Data section start

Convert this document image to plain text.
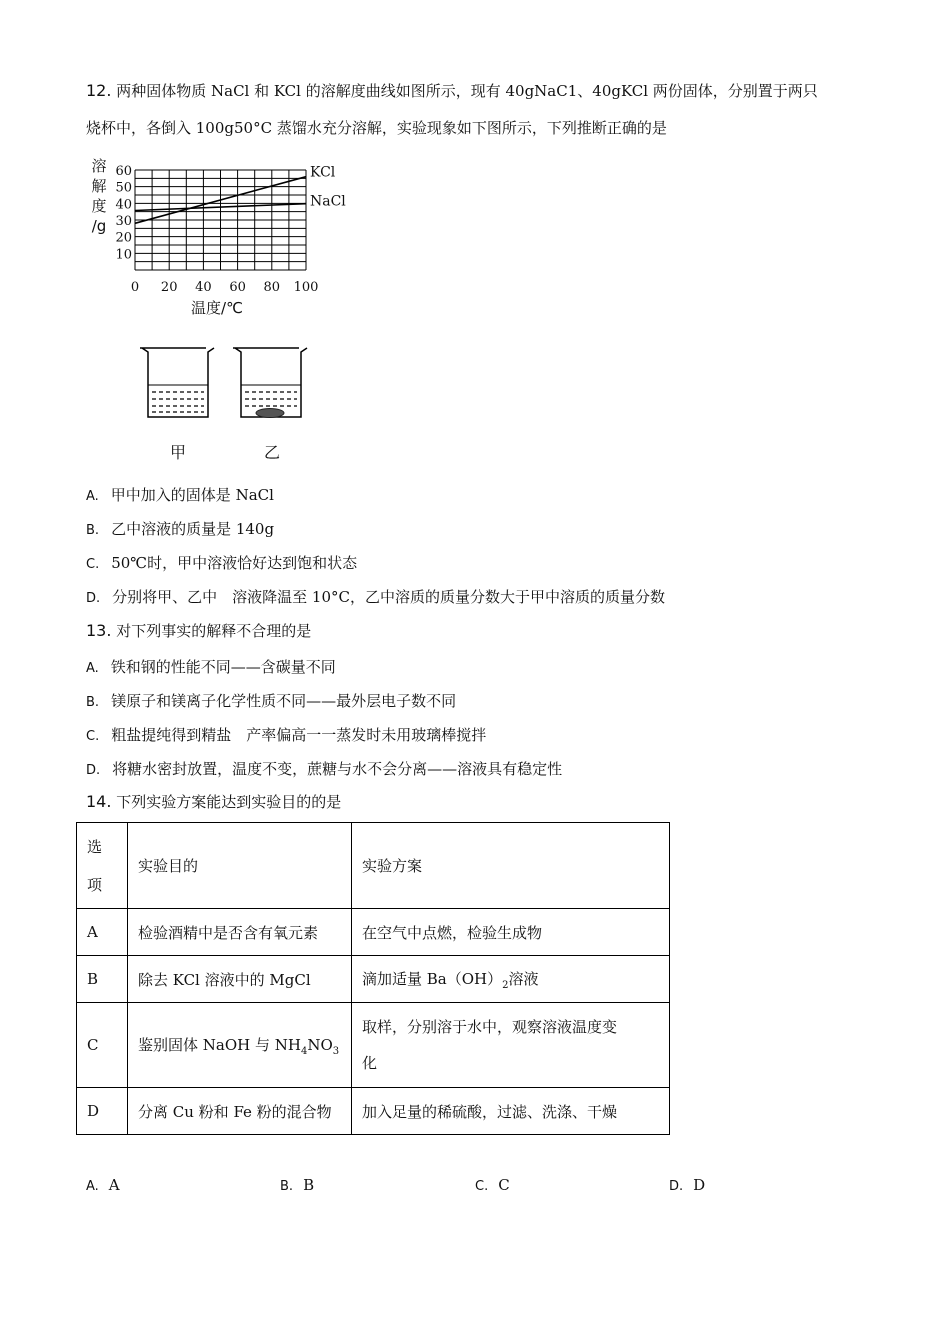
12. 两种固体物质 NaCl 和 KCl 的溶解度曲线如图所示，现有 40gNaC1、40gKCl 两份固体，分别置于两只
烧杯中，各倒入 100g50°C 蒸馏水充分溶解，实验现象如下图所示，下列推断正确的是
溶
解
度
/g
10
20
30
40
50
60
0 20 40 60 80 100
KCl
NaCl
温度/℃
甲	乙
A. 甲中加入的固体是 NaCl
B. 乙中溶液的质量是 140g
C. 50℃时，甲中溶液恰好达到饱和状态
D. 分别将甲、乙中　溶液降温至 10°C，乙中溶质的质量分数大于甲中溶质的质量分数
13. 对下列事实的解释不合理的是
A. 铁和钢的性能不同——含碳量不同
B. 镁原子和镁离子化学性质不同——最外层电子数不同
C. 粗盐提纯得到精盐　产率偏高一一蒸发时未用玻璃棒搅拌
D. 将糖水密封放置，温度不变，蔗糖与水不会分离——溶液具有稳定性
14. 下列实验方案能达到实验目的的是
选
项	实验目的	实验方案
A	检验酒精中是否含有氧元素	在空气中点燃，检验生成物
B	除去 KCl 溶液中的 MgCl	滴加适量 $Ba(OH)_2$溶液
C	鉴别固体 NaOH 与 $NH_4NO_3$	取样，分别溶于水中，观察溶液温度变
化

D	分离 Cu 粉和 Fe 粉的混合物	加入足量的稀硫酸，过滤、洗涤、干燥
A. A	B. B	C. C	D. D
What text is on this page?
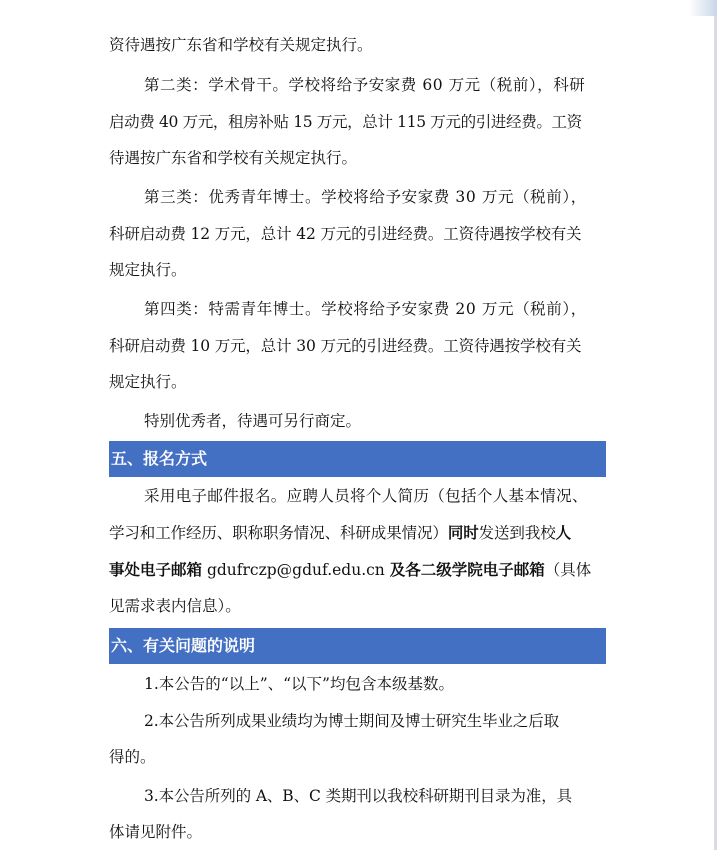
资待遇按广东省和学校有关规定执行。
第二类：学术骨干。学校将给予安家费 60 万元（税前），科研
启动费 40 万元，租房补贴 15 万元，总计 115 万元的引进经费。工资
待遇按广东省和学校有关规定执行。
第三类：优秀青年博士。学校将给予安家费 30 万元（税前），
科研启动费 12 万元，总计 42 万元的引进经费。工资待遇按学校有关
规定执行。
第四类：特需青年博士。学校将给予安家费 20 万元（税前），
科研启动费 10 万元，总计 30 万元的引进经费。工资待遇按学校有关
规定执行。
特别优秀者，待遇可另行商定。
五、报名方式
采用电子邮件报名。应聘人员将个人简历（包括个人基本情况、
学习和工作经历、职称职务情况、科研成果情况）同时发送到我校人
事处电子邮箱 gdufrczp@gduf.edu.cn 及各二级学院电子邮箱（具体
见需求表内信息）。
六、有关问题的说明
1.本公告的“以上”、“以下”均包含本级基数。
2.本公告所列成果业绩均为博士期间及博士研究生毕业之后取
得的。
3.本公告所列的 A、B、C 类期刊以我校科研期刊目录为准，具
体请见附件。
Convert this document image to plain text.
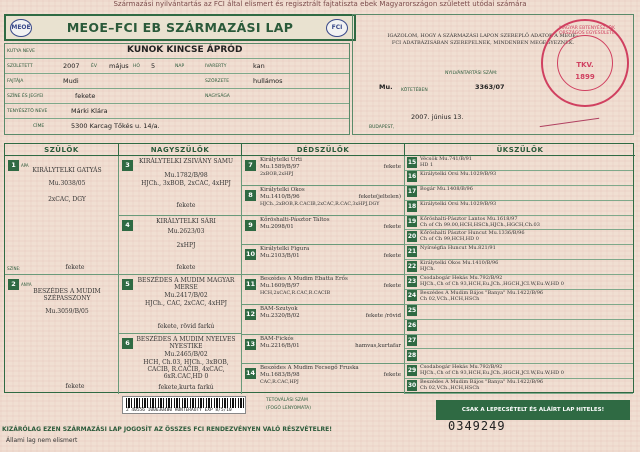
Származási nyilvántartás az FCI által elismert és regisztrált fajtatiszta ebek Magyarországon született utódai számára
MEOE	MEOE–FCI EB SZÁRMAZÁSI LAP	FCI
KUTYA NEVE	KUNOK KINCSE ÁPRÓD
SZÜLETETT	2007	ÉV május HÓ 5	NAP	IVARERTY	kan
FAJTÁJA	Mudi	SZŐRZETE	hullámos
SZÍNE ÉS JEGYEI	fekete	NAGYSÁGA
TENYÉSZTŐ NEVE	Márki Klára
CÍME	5300 Karcag Tőkés u. 14/a.
IGAZOLOM, HOGY A SZÁRMAZÁSI LAPON SZEREPLŐ ADATOK A MEOE–FCI ADATBÁZISÁBAN SZEREPELNEK, MINDENBEN MEGEGYEZNEK.
NYILVÁNTARTÁSI SZÁM:
Mu.	3363/07
KÖTETÉBEN
BUDAPEST,
2007. június 13.
MAGYAR EBTENYÉSZTŐK ORSZÁGOS EGYESÜLETE
TKV.
1899
SZÜLŐK	NAGYSZÜLŐK	DÉDSZÜLŐK	ÜKSZÜLŐK
1	APA
KIRÁLYTELKI GATYÁS
Mu.3038/05
2xCAC, DGY
SZÍNE:	fekete
2	ANYA
BESZÉDES A MUDIM SZÉPASSZONY
Mu.3059/B/05
fekete
3	KIRÁLYTELKI ZSIVÁNY SAMU
Mu.1782/B/98
HJCh., 3xBOB, 2xCAC, 4xHPJ
fekete
4	KIRÁLYTELKI SÁRI
Mu.2623/03
2xHPJ
fekete
5	BESZÉDES A MUDIM MAGYAR MERSE
Mu.2417/B/02
HJCh., CAC, 2xCAC, 4xHPJ
fekete, rövid farkú
6	BESZÉDES A MUDIM NYELVES NYESTIKE
Mu.2465/B/02
HCH, Ch.03, HJCh., 3xBOB, CACIB, R.CACIB, 4xCAC, 6xR.CAC,HD 0
fekete,kurta farkú
15 Vécsök Mu.741/B/91
HD 1
16 Királytelki Orsi Mu.1029/B/93
17 Bogár Mu.1408/B/96
18 Királytelki Orsi Mu.1029/B/93
19 Kőröshalti-Pásztor Lantos Mu.1618/97
Ch of Ch 99.00,HCH,HSCh,HJCh.,HGCH,Ch.03
20 Kőröshalti Pásztor Huncut Mu.1336/B/96
Ch of Ch 99,HCH,HD 0
21 Nyírségfia Huncut Mu.821/91
22 Királytelki Okos Mu.1410/B/96
HJCh.
23 Csodabogár Hekás Mu.792/B/92
HJCh.,Ch of Ch 93,HCH,Eu.JCh.,HGCH,JCI.W,Eu.W,HD 0
24 Beszédes A Mudim Bájos "Banya" Mu.1422/B/96
Ch 02,VCh.,HCH,HSCh
25
26
27
28
29 Csodabogár Hekás Mu.792/B/92
HJCh.,Ch of Ch 93,HCH,Eu.JCh.,HGCH,JCI.W,Eu.W,HD 0
30 Beszédes A Mudim Bájos "Banya" Mu.1422/B/96
Ch 02,VCh.,HCH,HSCh
7
Királytelki Urti
Mu.1589/B/97
2xBOB,2xHPJ
fekete
8
Királytelki Okos
Mu.1410/B/96
HJCh.,2xBOB,R.CACIB,2xCAC,R.CAC,3xHPJ,DGY
fekete(jeltelen)
9
Kőröshalti-Pásztor Táltos
Mu.2098/01	fekete
10
Királytelki Figura
Mu.2103/B/01	fekete
11
Beszédes A Mudim Ebatta Erős
Mu.1609/B/97
HCH,2xCAC,R.CAC,R.CACIB
fekete
12
BAM-Szutyok
Mu.2320/B/02	fekete /rövid
13
BAM-Fickós
Mu.2216/B/01	hamvas,kurtafar
14
Beszédes A Mudim Fecsegő Fruska
Mu.1683/B/98
CAC,R.CAC,HPJ
fekete
2 40556 100630400 HUNTERAUTY EXP 8/5/10
TETOVÁLÁSI SZÁM
(FOGÓ LENYOMATA)	CSAK A LEPECSÉTELT ÉS ALÁÍRT LAP HITELES!
0349249
KIZÁRÓLAG EZEN SZÁRMAZÁSI LAP JOGOSÍT AZ ÖSSZES FCI RENDEZVÉNYEN VALÓ RÉSZVÉTELRE!
Állami lag nem elismert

Data section end

Retype all the records shown above, character for character. Omit every picture.

Convert this document image to plain text.
12. 两种固体物质 NaCl 和 KCl 的溶解度曲线如图所示，现有 40gNaC1、40gKCl 两份固体，分别置于两只
烧杯中，各倒入 100g50°C 蒸馏水充分溶解，实验现象如下图所示，下列推断正确的是
溶
解
度
/g
10
20
30
40
50
60
0 20 40 60 80 100
KCl
NaCl
温度/℃
甲	乙
A. 甲中加入的固体是 NaCl
B. 乙中溶液的质量是 140g
C. 50℃时，甲中溶液恰好达到饱和状态
D. 分别将甲、乙中　溶液降温至 10°C，乙中溶质的质量分数大于甲中溶质的质量分数
13. 对下列事实的解释不合理的是
A. 铁和钢的性能不同——含碳量不同
B. 镁原子和镁离子化学性质不同——最外层电子数不同
C. 粗盐提纯得到精盐　产率偏高一一蒸发时未用玻璃棒搅拌
D. 将糖水密封放置，温度不变，蔗糖与水不会分离——溶液具有稳定性
14. 下列实验方案能达到实验目的的是
选
项	实验目的	实验方案
A	检验酒精中是否含有氧元素	在空气中点燃，检验生成物
B	除去 KCl 溶液中的 MgCl	滴加适量 $Ba(OH)_2$溶液
C	鉴别固体 NaOH 与 $NH_4NO_3$	取样，分别溶于水中，观察溶液温度变
化

D	分离 Cu 粉和 Fe 粉的混合物	加入足量的稀硫酸，过滤、洗涤、干燥
A. A	B. B	C. C	D. D
What text is on this page?
资待遇按广东省和学校有关规定执行。
第二类：学术骨干。学校将给予安家费 60 万元（税前），科研
启动费 40 万元，租房补贴 15 万元，总计 115 万元的引进经费。工资
待遇按广东省和学校有关规定执行。
第三类：优秀青年博士。学校将给予安家费 30 万元（税前），
科研启动费 12 万元，总计 42 万元的引进经费。工资待遇按学校有关
规定执行。
第四类：特需青年博士。学校将给予安家费 20 万元（税前），
科研启动费 10 万元，总计 30 万元的引进经费。工资待遇按学校有关
规定执行。
特别优秀者，待遇可另行商定。
五、报名方式
采用电子邮件报名。应聘人员将个人简历（包括个人基本情况、
学习和工作经历、职称职务情况、科研成果情况）同时发送到我校人
事处电子邮箱 gdufrczp@gduf.edu.cn 及各二级学院电子邮箱（具体
见需求表内信息）。
六、有关问题的说明
1.本公告的“以上”、“以下”均包含本级基数。
2.本公告所列成果业绩均为博士期间及博士研究生毕业之后取
得的。
3.本公告所列的 A、B、C 类期刊以我校科研期刊目录为准，具
体请见附件。
Convert this document image to plain text.
Származási nyilvántartás az FCI által elismert és regisztrált fajtatiszta ebek Magyarországon született utódai számára
MEOE	MEOE–FCI EB SZÁRMAZÁSI LAP	FCI
KUTYA NEVE	KUNOK KINCSE ÁPRÓD
SZÜLETETT	2007	ÉV május HÓ 5	NAP	IVARERTY	kan
FAJTÁJA	Mudi	SZŐRZETE	hullámos
SZÍNE ÉS JEGYEI	fekete	NAGYSÁGA
TENYÉSZTŐ NEVE	Márki Klára
CÍME	5300 Karcag Tőkés u. 14/a.
IGAZOLOM, HOGY A SZÁRMAZÁSI LAPON SZEREPLŐ ADATOK A MEOE–FCI ADATBÁZISÁBAN SZEREPELNEK, MINDENBEN MEGEGYEZNEK.
NYILVÁNTARTÁSI SZÁM:
Mu.	3363/07
KÖTETÉBEN
BUDAPEST,
2007. június 13.
MAGYAR EBTENYÉSZTŐK ORSZÁGOS EGYESÜLETE
TKV.
1899
SZÜLŐK	NAGYSZÜLŐK	DÉDSZÜLŐK	ÜKSZÜLŐK
1	APA
KIRÁLYTELKI GATYÁS
Mu.3038/05
2xCAC, DGY
SZÍNE:	fekete
2	ANYA
BESZÉDES A MUDIM SZÉPASSZONY
Mu.3059/B/05
fekete
3	KIRÁLYTELKI ZSIVÁNY SAMU
Mu.1782/B/98
HJCh., 3xBOB, 2xCAC, 4xHPJ
fekete
4	KIRÁLYTELKI SÁRI
Mu.2623/03
2xHPJ
fekete
5	BESZÉDES A MUDIM MAGYAR MERSE
Mu.2417/B/02
HJCh., CAC, 2xCAC, 4xHPJ
fekete, rövid farkú
6	BESZÉDES A MUDIM NYELVES NYESTIKE
Mu.2465/B/02
HCH, Ch.03, HJCh., 3xBOB, CACIB, R.CACIB, 4xCAC, 6xR.CAC,HD 0
fekete,kurta farkú
15 Vécsök Mu.741/B/91
HD 1
16 Királytelki Orsi Mu.1029/B/93
17 Bogár Mu.1408/B/96
18 Királytelki Orsi Mu.1029/B/93
19 Kőröshalti-Pásztor Lantos Mu.1618/97
Ch of Ch 99.00,HCH,HSCh,HJCh.,HGCH,Ch.03
20 Kőröshalti Pásztor Huncut Mu.1336/B/96
Ch of Ch 99,HCH,HD 0
21 Nyírségfia Huncut Mu.821/91
22 Királytelki Okos Mu.1410/B/96
HJCh.
23 Csodabogár Hekás Mu.792/B/92
HJCh.,Ch of Ch 93,HCH,Eu.JCh.,HGCH,JCI.W,Eu.W,HD 0
24 Beszédes A Mudim Bájos "Banya" Mu.1422/B/96
Ch 02,VCh.,HCH,HSCh
25
26
27
28
29 Csodabogár Hekás Mu.792/B/92
HJCh.,Ch of Ch 93,HCH,Eu.JCh.,HGCH,JCI.W,Eu.W,HD 0
30 Beszédes A Mudim Bájos "Banya" Mu.1422/B/96
Ch 02,VCh.,HCH,HSCh
7
Királytelki Urti
Mu.1589/B/97
2xBOB,2xHPJ
fekete
8
Királytelki Okos
Mu.1410/B/96
HJCh.,2xBOB,R.CACIB,2xCAC,R.CAC,3xHPJ,DGY
fekete(jeltelen)
9
Kőröshalti-Pásztor Táltos
Mu.2098/01	fekete
10
Királytelki Figura
Mu.2103/B/01	fekete
11
Beszédes A Mudim Ebatta Erős
Mu.1609/B/97
HCH,2xCAC,R.CAC,R.CACIB
fekete
12
BAM-Szutyok
Mu.2320/B/02	fekete /rövid
13
BAM-Fickós
Mu.2216/B/01	hamvas,kurtafar
14
Beszédes A Mudim Fecsegő Fruska
Mu.1683/B/98
CAC,R.CAC,HPJ
fekete
2 40556 100630400 HUNTERAUTY EXP 8/5/10
TETOVÁLÁSI SZÁM
(FOGÓ LENYOMATA)	CSAK A LEPECSÉTELT ÉS ALÁÍRT LAP HITELES!
0349249
KIZÁRÓLAG EZEN SZÁRMAZÁSI LAP JOGOSÍT AZ ÖSSZES FCI RENDEZVÉNYEN VALÓ RÉSZVÉTELRE!
Állami lag nem elismert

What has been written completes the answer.